--- start of Records provided ---

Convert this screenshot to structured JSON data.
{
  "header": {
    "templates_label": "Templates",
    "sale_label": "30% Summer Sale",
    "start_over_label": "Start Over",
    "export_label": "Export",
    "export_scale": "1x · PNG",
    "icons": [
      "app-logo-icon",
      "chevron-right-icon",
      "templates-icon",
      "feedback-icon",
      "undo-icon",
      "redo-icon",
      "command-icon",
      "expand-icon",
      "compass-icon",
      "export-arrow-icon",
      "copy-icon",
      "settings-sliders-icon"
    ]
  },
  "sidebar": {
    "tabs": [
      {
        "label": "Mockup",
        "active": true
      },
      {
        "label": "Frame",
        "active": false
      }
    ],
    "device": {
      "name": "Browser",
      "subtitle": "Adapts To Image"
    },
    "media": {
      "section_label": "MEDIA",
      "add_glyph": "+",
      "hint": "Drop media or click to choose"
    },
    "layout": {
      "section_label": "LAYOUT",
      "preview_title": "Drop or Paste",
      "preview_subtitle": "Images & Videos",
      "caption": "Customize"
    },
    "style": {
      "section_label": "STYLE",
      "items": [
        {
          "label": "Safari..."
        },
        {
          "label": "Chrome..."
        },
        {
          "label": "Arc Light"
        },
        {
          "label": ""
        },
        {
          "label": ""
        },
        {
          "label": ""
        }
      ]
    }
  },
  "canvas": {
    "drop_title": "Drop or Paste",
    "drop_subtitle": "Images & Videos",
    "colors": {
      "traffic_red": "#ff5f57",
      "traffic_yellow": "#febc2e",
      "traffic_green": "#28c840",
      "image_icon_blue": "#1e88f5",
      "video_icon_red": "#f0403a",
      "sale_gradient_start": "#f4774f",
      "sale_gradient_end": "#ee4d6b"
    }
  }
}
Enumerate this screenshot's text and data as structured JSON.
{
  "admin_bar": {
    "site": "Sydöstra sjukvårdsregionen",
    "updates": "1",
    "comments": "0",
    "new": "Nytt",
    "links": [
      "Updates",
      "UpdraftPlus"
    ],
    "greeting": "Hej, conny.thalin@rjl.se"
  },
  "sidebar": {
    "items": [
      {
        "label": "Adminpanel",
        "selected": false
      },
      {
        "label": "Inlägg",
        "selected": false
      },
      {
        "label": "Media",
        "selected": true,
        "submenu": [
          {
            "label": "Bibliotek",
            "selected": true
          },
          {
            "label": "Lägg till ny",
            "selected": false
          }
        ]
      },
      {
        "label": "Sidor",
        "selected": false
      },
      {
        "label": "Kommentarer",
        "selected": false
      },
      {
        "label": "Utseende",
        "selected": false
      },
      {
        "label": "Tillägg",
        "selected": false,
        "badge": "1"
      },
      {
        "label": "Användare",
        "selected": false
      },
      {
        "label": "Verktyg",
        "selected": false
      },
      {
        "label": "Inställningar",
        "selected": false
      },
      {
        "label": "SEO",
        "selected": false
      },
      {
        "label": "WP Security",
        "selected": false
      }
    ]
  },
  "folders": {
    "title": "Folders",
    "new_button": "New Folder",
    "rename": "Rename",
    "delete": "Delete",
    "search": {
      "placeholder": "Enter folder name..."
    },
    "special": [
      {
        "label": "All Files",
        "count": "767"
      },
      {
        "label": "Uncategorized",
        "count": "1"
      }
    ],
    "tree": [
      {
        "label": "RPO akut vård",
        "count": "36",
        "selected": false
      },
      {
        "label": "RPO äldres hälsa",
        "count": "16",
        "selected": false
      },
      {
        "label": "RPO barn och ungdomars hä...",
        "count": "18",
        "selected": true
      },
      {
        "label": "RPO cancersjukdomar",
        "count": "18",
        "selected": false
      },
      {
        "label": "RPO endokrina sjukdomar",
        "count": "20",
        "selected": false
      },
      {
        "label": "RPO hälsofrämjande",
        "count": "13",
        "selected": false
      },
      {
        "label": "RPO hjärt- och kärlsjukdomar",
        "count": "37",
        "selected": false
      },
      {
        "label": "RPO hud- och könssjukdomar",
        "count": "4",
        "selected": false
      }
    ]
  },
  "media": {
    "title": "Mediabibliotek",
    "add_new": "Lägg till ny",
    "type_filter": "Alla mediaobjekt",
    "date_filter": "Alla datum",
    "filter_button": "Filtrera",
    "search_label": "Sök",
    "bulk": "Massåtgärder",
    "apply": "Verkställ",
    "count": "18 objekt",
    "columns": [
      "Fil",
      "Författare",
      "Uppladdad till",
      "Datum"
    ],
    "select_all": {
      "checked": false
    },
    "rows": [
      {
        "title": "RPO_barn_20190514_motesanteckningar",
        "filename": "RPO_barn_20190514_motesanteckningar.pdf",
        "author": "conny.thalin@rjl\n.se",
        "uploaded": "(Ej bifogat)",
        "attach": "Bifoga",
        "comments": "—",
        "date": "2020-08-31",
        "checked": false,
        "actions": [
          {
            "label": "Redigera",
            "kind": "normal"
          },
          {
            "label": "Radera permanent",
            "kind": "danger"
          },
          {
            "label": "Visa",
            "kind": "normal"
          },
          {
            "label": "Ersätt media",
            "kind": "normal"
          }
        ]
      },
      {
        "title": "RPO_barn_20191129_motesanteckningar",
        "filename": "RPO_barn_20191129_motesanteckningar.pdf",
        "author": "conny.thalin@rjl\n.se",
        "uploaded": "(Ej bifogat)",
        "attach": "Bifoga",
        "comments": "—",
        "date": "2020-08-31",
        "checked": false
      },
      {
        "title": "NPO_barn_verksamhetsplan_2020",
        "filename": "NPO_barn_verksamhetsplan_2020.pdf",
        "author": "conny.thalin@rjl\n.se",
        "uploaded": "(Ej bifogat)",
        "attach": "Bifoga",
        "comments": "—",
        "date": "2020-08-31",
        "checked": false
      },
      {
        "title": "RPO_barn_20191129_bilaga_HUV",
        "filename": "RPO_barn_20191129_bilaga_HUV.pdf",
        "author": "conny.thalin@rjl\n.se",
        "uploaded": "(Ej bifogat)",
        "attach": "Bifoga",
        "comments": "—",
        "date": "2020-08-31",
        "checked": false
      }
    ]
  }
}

--- end of Records provided ---

Problem description:
From the entries above, extract every line where the word "count" appears.

Task result:
        "count": "767"
        "count": "1"
        "count": "36",
        "count": "16",
        "count": "18",
        "count": "18",
        "count": "20",
        "count": "13",
        "count": "37",
        "count": "4",
    "count": "18 objekt",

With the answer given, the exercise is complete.